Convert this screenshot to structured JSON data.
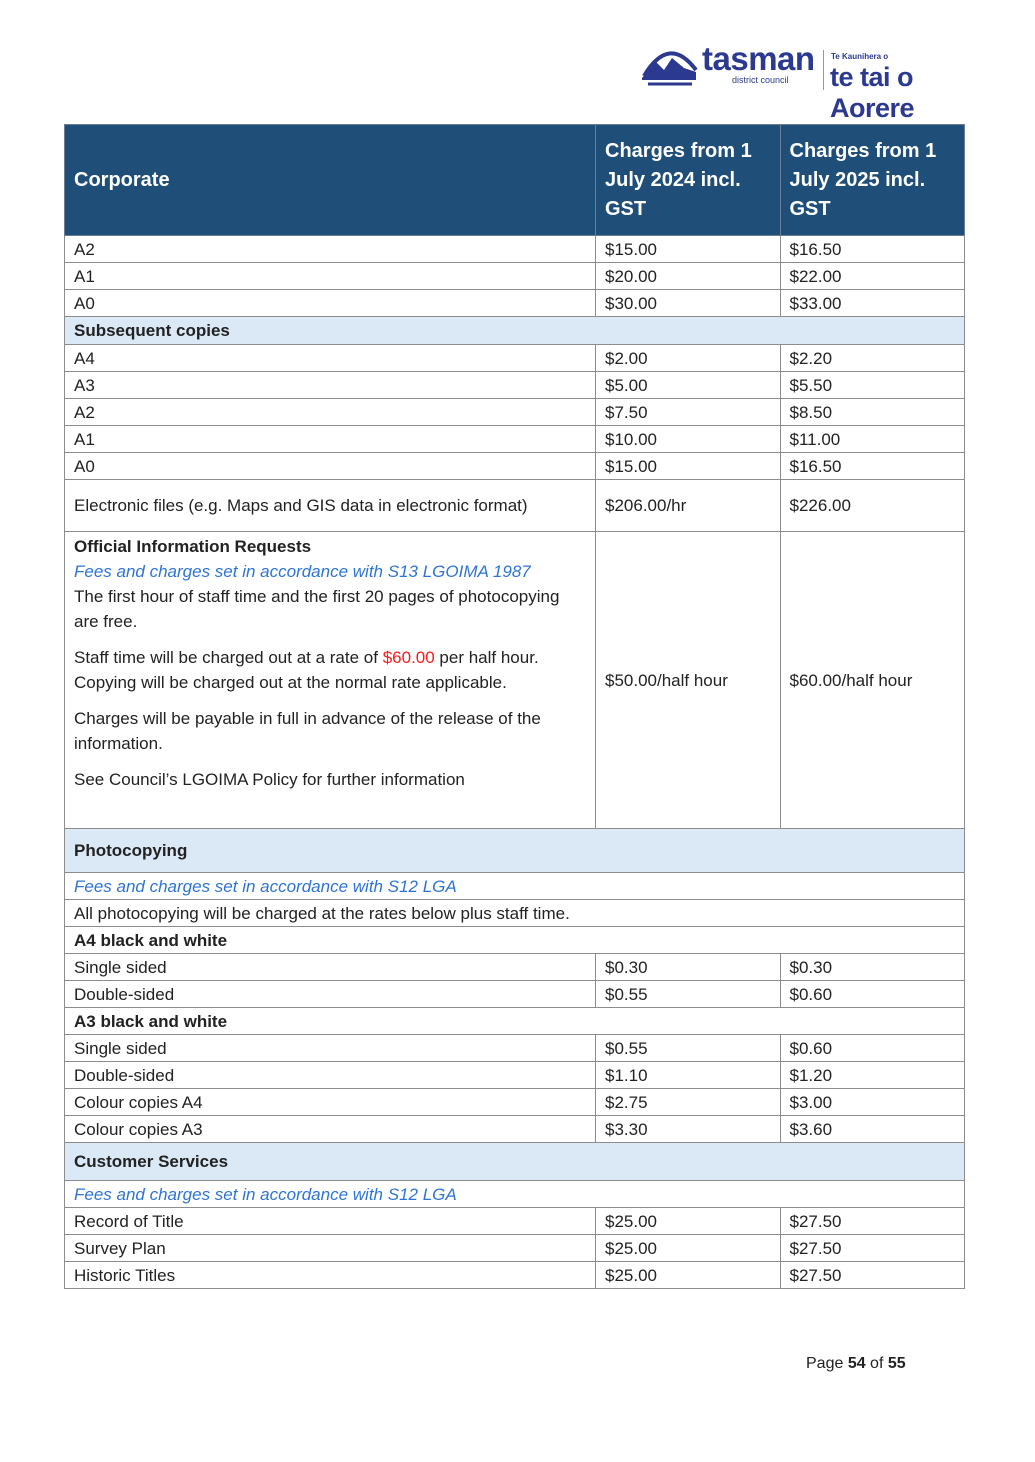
{
  "logo": {
    "name": "tasman",
    "sub": "district council",
    "maori_small": "Te Kaunihera o",
    "maori": "te tai o Aorere",
    "color": "#2b3990"
  },
  "header": {
    "col1": "Corporate",
    "col2": "Charges from 1 July 2024 incl. GST",
    "col3": "Charges from 1 July 2025 incl. GST",
    "bg": "#1f4e79"
  },
  "rows": [
    {
      "type": "item",
      "label": "A2",
      "v1": "$15.00",
      "v2": "$16.50",
      "h": 27
    },
    {
      "type": "item",
      "label": "A1",
      "v1": "$20.00",
      "v2": "$22.00",
      "h": 27
    },
    {
      "type": "item",
      "label": "A0",
      "v1": "$30.00",
      "v2": "$33.00",
      "h": 27
    },
    {
      "type": "section",
      "label": "Subsequent copies",
      "h": 28
    },
    {
      "type": "item",
      "label": "A4",
      "v1": "$2.00",
      "v2": "$2.20",
      "h": 27
    },
    {
      "type": "item",
      "label": "A3",
      "v1": "$5.00",
      "v2": "$5.50",
      "h": 27
    },
    {
      "type": "item",
      "label": "A2",
      "v1": "$7.50",
      "v2": "$8.50",
      "h": 27
    },
    {
      "type": "item",
      "label": "A1",
      "v1": "$10.00",
      "v2": "$11.00",
      "h": 27
    },
    {
      "type": "item",
      "label": "A0",
      "v1": "$15.00",
      "v2": "$16.50",
      "h": 27
    },
    {
      "type": "item",
      "label": "Electronic files (e.g. Maps and GIS data in electronic format)",
      "v1": "$206.00/hr",
      "v2": "$226.00",
      "h": 52
    },
    {
      "type": "oir",
      "h": 297,
      "v1": "$50.00/half hour",
      "v2": "$60.00/half hour",
      "title": "Official Information Requests",
      "link": "Fees and charges set in accordance with S13 LGOIMA 1987",
      "p1": "The first hour of staff time and the first 20 pages of photocopying are free.",
      "p2a": "Staff time will be charged out at a rate of ",
      "p2red": "$60.00",
      "p2b": " per half hour. Copying will be charged out at the normal rate applicable.",
      "p3": "Charges will be payable in full in advance of the release of the information.",
      "p4": "See Council’s LGOIMA Policy for further information"
    },
    {
      "type": "section",
      "label": "Photocopying",
      "h": 44
    },
    {
      "type": "link",
      "label": "Fees and charges set in accordance with S12 LGA",
      "h": 27
    },
    {
      "type": "note",
      "label": "All photocopying will be charged at the rates below plus staff time.",
      "h": 27
    },
    {
      "type": "sub",
      "label": "A4 black and white",
      "h": 27
    },
    {
      "type": "item",
      "label": "Single sided",
      "v1": "$0.30",
      "v2": "$0.30",
      "h": 27
    },
    {
      "type": "item",
      "label": "Double-sided",
      "v1": "$0.55",
      "v2": "$0.60",
      "h": 27
    },
    {
      "type": "sub",
      "label": "A3 black and white",
      "h": 27
    },
    {
      "type": "item",
      "label": "Single sided",
      "v1": "$0.55",
      "v2": "$0.60",
      "h": 27
    },
    {
      "type": "item",
      "label": "Double-sided",
      "v1": "$1.10",
      "v2": "$1.20",
      "h": 27
    },
    {
      "type": "item",
      "label": "Colour copies A4",
      "v1": "$2.75",
      "v2": "$3.00",
      "h": 27
    },
    {
      "type": "item",
      "label": "Colour copies A3",
      "v1": "$3.30",
      "v2": "$3.60",
      "h": 27
    },
    {
      "type": "section",
      "label": "Customer Services",
      "h": 38
    },
    {
      "type": "link",
      "label": "Fees and charges set in accordance with S12 LGA",
      "h": 27
    },
    {
      "type": "item",
      "label": "Record of Title",
      "v1": "$25.00",
      "v2": "$27.50",
      "h": 27
    },
    {
      "type": "item",
      "label": "Survey Plan",
      "v1": "$25.00",
      "v2": "$27.50",
      "h": 27
    },
    {
      "type": "item",
      "label": "Historic Titles",
      "v1": "$25.00",
      "v2": "$27.50",
      "h": 27
    }
  ],
  "footer": {
    "prefix": "Page ",
    "page": "54",
    "mid": " of ",
    "total": "55"
  }
}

= = = = = = =

:: GOAL ::
Restate the data above word for word. Skip every picture.

:: IN RESPONSE ::
Convert this screenshot to structured JSON data.
{
  "logo": {
    "name": "tasman",
    "sub": "district council",
    "maori_small": "Te Kaunihera o",
    "maori": "te tai o Aorere",
    "color": "#2b3990"
  },
  "header": {
    "col1": "Corporate",
    "col2": "Charges from 1 July 2024 incl. GST",
    "col3": "Charges from 1 July 2025 incl. GST",
    "bg": "#1f4e79"
  },
  "rows": [
    {
      "type": "item",
      "label": "A2",
      "v1": "$15.00",
      "v2": "$16.50",
      "h": 27
    },
    {
      "type": "item",
      "label": "A1",
      "v1": "$20.00",
      "v2": "$22.00",
      "h": 27
    },
    {
      "type": "item",
      "label": "A0",
      "v1": "$30.00",
      "v2": "$33.00",
      "h": 27
    },
    {
      "type": "section",
      "label": "Subsequent copies",
      "h": 28
    },
    {
      "type": "item",
      "label": "A4",
      "v1": "$2.00",
      "v2": "$2.20",
      "h": 27
    },
    {
      "type": "item",
      "label": "A3",
      "v1": "$5.00",
      "v2": "$5.50",
      "h": 27
    },
    {
      "type": "item",
      "label": "A2",
      "v1": "$7.50",
      "v2": "$8.50",
      "h": 27
    },
    {
      "type": "item",
      "label": "A1",
      "v1": "$10.00",
      "v2": "$11.00",
      "h": 27
    },
    {
      "type": "item",
      "label": "A0",
      "v1": "$15.00",
      "v2": "$16.50",
      "h": 27
    },
    {
      "type": "item",
      "label": "Electronic files (e.g. Maps and GIS data in electronic format)",
      "v1": "$206.00/hr",
      "v2": "$226.00",
      "h": 52
    },
    {
      "type": "oir",
      "h": 297,
      "v1": "$50.00/half hour",
      "v2": "$60.00/half hour",
      "title": "Official Information Requests",
      "link": "Fees and charges set in accordance with S13 LGOIMA 1987",
      "p1": "The first hour of staff time and the first 20 pages of photocopying are free.",
      "p2a": "Staff time will be charged out at a rate of ",
      "p2red": "$60.00",
      "p2b": " per half hour. Copying will be charged out at the normal rate applicable.",
      "p3": "Charges will be payable in full in advance of the release of the information.",
      "p4": "See Council’s LGOIMA Policy for further information"
    },
    {
      "type": "section",
      "label": "Photocopying",
      "h": 44
    },
    {
      "type": "link",
      "label": "Fees and charges set in accordance with S12 LGA",
      "h": 27
    },
    {
      "type": "note",
      "label": "All photocopying will be charged at the rates below plus staff time.",
      "h": 27
    },
    {
      "type": "sub",
      "label": "A4 black and white",
      "h": 27
    },
    {
      "type": "item",
      "label": "Single sided",
      "v1": "$0.30",
      "v2": "$0.30",
      "h": 27
    },
    {
      "type": "item",
      "label": "Double-sided",
      "v1": "$0.55",
      "v2": "$0.60",
      "h": 27
    },
    {
      "type": "sub",
      "label": "A3 black and white",
      "h": 27
    },
    {
      "type": "item",
      "label": "Single sided",
      "v1": "$0.55",
      "v2": "$0.60",
      "h": 27
    },
    {
      "type": "item",
      "label": "Double-sided",
      "v1": "$1.10",
      "v2": "$1.20",
      "h": 27
    },
    {
      "type": "item",
      "label": "Colour copies A4",
      "v1": "$2.75",
      "v2": "$3.00",
      "h": 27
    },
    {
      "type": "item",
      "label": "Colour copies A3",
      "v1": "$3.30",
      "v2": "$3.60",
      "h": 27
    },
    {
      "type": "section",
      "label": "Customer Services",
      "h": 38
    },
    {
      "type": "link",
      "label": "Fees and charges set in accordance with S12 LGA",
      "h": 27
    },
    {
      "type": "item",
      "label": "Record of Title",
      "v1": "$25.00",
      "v2": "$27.50",
      "h": 27
    },
    {
      "type": "item",
      "label": "Survey Plan",
      "v1": "$25.00",
      "v2": "$27.50",
      "h": 27
    },
    {
      "type": "item",
      "label": "Historic Titles",
      "v1": "$25.00",
      "v2": "$27.50",
      "h": 27
    }
  ],
  "footer": {
    "prefix": "Page ",
    "page": "54",
    "mid": " of ",
    "total": "55"
  }
}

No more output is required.